> _Problem to solve_: Using the listing that follows, filter out every line lacking the string "JSON" and return the rest.
(Data under study Opens)
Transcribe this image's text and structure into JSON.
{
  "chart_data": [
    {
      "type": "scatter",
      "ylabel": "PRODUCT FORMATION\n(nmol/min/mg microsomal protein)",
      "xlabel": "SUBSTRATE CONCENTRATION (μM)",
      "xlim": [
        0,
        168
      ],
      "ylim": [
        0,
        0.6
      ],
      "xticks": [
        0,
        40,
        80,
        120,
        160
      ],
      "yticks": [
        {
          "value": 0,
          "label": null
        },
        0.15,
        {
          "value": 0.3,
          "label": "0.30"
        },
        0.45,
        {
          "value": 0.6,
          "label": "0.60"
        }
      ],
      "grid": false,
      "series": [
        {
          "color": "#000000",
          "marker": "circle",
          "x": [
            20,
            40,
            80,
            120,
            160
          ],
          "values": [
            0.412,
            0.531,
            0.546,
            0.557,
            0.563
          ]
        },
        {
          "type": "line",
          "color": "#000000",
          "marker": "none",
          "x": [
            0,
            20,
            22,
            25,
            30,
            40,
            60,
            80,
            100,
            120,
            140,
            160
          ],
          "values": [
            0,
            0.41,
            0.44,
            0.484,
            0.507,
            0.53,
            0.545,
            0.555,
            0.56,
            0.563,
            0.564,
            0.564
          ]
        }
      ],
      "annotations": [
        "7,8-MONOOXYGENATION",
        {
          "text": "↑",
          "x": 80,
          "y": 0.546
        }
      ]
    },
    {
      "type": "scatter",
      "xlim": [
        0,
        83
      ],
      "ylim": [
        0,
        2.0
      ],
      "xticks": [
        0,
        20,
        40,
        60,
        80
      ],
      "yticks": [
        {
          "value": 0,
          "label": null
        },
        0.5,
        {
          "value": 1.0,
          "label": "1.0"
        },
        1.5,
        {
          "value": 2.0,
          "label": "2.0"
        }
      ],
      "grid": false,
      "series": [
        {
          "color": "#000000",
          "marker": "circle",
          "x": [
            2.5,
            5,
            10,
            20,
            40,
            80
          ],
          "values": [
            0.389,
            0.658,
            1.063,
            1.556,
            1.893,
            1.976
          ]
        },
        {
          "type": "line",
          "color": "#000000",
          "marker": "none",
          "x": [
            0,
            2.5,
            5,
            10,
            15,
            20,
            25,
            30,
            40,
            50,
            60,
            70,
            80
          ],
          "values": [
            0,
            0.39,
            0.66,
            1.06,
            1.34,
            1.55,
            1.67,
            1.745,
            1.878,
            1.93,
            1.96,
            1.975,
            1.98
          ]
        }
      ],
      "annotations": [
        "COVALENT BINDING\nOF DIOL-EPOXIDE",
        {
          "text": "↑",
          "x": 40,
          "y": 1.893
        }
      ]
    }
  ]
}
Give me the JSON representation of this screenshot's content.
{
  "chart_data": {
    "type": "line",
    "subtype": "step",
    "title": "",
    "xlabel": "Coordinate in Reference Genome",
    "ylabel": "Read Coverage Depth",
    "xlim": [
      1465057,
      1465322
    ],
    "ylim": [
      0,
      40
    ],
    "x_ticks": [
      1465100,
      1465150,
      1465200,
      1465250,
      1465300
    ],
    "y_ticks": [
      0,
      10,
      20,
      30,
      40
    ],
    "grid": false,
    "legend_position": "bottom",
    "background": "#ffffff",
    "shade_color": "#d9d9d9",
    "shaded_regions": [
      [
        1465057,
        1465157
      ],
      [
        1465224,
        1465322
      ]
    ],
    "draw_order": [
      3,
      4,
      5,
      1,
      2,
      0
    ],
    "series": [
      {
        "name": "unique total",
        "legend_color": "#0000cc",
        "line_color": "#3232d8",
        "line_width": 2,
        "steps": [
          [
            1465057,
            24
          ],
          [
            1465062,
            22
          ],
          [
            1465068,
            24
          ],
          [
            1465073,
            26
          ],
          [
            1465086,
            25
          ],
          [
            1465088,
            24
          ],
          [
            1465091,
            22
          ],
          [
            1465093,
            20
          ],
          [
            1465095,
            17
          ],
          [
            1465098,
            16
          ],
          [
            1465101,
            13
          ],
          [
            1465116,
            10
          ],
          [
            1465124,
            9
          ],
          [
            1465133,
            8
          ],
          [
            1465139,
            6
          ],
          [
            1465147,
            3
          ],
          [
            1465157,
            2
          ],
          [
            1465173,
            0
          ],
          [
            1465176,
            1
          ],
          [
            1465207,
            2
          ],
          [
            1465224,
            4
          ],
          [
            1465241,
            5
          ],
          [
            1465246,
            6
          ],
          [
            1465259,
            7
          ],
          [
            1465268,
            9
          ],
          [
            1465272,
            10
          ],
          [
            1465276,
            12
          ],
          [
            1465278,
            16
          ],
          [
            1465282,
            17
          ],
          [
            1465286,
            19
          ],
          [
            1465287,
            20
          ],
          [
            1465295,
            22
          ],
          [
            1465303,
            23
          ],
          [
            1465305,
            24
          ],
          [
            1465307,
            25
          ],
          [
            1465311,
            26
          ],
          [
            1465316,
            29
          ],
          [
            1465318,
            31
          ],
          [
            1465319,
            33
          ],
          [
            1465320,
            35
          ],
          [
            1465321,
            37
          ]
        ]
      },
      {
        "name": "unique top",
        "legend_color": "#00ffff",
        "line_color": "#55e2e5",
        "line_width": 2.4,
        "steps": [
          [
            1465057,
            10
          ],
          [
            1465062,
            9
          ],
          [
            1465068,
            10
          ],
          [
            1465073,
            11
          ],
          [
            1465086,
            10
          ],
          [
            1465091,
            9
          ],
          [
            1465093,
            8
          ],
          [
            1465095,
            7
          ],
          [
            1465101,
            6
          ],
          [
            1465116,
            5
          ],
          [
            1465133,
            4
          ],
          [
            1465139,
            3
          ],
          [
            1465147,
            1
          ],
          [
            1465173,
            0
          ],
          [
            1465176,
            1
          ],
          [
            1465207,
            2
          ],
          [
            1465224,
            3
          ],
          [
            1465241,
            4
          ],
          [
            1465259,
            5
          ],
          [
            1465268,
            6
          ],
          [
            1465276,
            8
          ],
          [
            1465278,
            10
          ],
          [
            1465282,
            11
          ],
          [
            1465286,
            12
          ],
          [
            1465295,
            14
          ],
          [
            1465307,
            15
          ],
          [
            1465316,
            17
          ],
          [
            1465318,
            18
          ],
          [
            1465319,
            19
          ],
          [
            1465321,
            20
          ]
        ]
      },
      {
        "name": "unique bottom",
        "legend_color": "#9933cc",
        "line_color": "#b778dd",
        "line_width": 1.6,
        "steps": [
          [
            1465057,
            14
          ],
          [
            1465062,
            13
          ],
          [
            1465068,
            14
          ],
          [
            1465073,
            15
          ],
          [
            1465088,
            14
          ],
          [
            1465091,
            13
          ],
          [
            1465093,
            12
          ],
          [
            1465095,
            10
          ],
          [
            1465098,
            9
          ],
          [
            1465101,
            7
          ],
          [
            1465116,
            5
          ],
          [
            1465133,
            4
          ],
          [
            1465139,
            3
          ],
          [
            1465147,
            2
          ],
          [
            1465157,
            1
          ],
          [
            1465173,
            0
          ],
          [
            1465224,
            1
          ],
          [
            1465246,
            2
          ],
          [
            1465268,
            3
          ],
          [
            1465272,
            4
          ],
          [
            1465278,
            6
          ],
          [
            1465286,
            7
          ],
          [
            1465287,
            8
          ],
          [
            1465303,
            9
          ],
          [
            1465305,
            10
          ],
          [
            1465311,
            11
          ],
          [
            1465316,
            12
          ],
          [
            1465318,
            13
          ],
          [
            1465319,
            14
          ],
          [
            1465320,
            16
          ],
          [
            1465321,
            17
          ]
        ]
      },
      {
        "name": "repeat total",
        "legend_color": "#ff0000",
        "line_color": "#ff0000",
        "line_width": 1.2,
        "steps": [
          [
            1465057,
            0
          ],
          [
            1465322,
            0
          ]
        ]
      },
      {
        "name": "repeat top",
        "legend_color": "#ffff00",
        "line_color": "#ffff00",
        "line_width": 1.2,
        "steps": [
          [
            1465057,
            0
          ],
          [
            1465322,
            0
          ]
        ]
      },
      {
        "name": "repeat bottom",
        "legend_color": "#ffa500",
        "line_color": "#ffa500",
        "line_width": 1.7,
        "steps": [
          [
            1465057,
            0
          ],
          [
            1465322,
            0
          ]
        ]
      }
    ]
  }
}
(Data under study Closes)
> _Output of the task_:
Transcribe this image's text and structure into JSON.
Give me the JSON representation of this screenshot's content.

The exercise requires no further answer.